> _Task requirements_: Scan the data below. Pull out each line where "μετὰ" occurs.

> _Record set_:
= = = = = = =

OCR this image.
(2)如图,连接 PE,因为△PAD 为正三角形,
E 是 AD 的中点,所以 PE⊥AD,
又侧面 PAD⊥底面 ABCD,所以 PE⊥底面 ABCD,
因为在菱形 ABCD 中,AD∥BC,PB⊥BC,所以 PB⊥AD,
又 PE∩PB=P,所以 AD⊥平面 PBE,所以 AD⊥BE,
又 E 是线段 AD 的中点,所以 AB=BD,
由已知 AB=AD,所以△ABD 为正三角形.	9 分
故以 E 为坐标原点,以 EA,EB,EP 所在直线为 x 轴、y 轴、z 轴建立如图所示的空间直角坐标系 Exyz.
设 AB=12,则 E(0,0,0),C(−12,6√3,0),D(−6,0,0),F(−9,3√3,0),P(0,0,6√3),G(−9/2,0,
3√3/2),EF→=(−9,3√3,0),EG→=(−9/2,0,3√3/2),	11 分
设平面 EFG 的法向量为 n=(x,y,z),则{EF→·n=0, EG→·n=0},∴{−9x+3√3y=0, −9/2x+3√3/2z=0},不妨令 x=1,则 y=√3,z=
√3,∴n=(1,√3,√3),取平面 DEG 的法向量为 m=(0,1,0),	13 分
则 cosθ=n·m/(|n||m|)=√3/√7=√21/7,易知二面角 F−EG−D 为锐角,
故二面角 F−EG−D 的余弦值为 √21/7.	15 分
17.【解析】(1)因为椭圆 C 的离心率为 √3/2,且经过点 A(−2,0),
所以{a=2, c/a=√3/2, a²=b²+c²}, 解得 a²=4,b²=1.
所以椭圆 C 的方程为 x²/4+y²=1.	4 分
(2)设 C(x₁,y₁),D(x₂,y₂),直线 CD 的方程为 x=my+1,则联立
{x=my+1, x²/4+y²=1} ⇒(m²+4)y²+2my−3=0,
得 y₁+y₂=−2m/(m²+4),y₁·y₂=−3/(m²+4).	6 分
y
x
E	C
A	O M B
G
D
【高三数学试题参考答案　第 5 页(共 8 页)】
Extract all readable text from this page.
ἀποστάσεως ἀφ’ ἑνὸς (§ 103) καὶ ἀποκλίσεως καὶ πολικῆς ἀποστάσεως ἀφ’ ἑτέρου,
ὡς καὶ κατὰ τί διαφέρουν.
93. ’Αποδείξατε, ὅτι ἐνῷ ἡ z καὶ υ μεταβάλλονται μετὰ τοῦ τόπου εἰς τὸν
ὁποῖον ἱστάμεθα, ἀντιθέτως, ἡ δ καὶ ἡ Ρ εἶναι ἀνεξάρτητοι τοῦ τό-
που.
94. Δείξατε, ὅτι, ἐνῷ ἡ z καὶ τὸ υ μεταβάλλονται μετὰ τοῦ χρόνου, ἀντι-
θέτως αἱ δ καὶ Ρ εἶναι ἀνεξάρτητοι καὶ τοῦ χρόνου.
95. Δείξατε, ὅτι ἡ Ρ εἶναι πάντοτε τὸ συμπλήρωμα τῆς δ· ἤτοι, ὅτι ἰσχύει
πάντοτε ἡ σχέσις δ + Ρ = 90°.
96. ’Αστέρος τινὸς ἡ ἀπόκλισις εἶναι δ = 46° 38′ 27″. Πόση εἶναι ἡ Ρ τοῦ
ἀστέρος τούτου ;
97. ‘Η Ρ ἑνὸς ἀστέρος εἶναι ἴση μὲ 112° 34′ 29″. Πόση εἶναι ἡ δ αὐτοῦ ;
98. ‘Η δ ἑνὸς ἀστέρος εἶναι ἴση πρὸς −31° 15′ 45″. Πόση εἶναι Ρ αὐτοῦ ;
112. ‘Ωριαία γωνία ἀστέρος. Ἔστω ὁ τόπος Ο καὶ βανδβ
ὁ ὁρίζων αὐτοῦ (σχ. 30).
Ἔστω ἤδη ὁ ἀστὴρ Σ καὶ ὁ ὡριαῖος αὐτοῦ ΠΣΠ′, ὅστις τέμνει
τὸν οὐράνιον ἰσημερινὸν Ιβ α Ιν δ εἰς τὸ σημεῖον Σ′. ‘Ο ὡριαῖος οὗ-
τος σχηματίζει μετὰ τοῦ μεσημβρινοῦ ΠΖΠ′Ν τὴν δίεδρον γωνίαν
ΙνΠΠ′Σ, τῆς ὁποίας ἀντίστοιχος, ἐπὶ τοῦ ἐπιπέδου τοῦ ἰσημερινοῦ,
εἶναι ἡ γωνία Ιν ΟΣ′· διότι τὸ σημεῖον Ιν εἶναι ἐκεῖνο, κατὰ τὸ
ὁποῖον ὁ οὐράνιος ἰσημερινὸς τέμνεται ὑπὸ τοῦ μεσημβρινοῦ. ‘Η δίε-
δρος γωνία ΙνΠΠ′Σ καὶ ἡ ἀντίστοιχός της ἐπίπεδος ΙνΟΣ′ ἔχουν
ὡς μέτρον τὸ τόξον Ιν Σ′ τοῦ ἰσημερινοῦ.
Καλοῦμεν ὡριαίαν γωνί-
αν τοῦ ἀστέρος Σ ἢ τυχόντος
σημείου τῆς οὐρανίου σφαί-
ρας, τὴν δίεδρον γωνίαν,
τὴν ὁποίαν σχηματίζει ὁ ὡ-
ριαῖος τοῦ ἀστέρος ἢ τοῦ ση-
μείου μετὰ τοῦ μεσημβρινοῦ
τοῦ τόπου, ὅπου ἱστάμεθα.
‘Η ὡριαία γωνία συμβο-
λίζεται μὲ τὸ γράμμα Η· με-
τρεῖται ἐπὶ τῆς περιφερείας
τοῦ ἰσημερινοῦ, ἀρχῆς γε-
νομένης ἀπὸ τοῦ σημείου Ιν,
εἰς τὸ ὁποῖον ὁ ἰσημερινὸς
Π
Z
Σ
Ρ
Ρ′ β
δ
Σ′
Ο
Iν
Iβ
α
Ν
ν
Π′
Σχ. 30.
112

= = = = = = =

> _Task output_:
93. ’Αποδείξατε, ὅτι ἐνῷ ἡ z καὶ υ μεταβάλλονται μετὰ τοῦ τόπου εἰς τὸν
94. Δείξατε, ὅτι, ἐνῷ ἡ z καὶ τὸ υ μεταβάλλονται μετὰ τοῦ χρόνου, ἀντι-
τος σχηματίζει μετὰ τοῦ μεσημβρινοῦ ΠΖΠ′Ν τὴν δίεδρον γωνίαν
μείου μετὰ τοῦ μεσημβρινοῦ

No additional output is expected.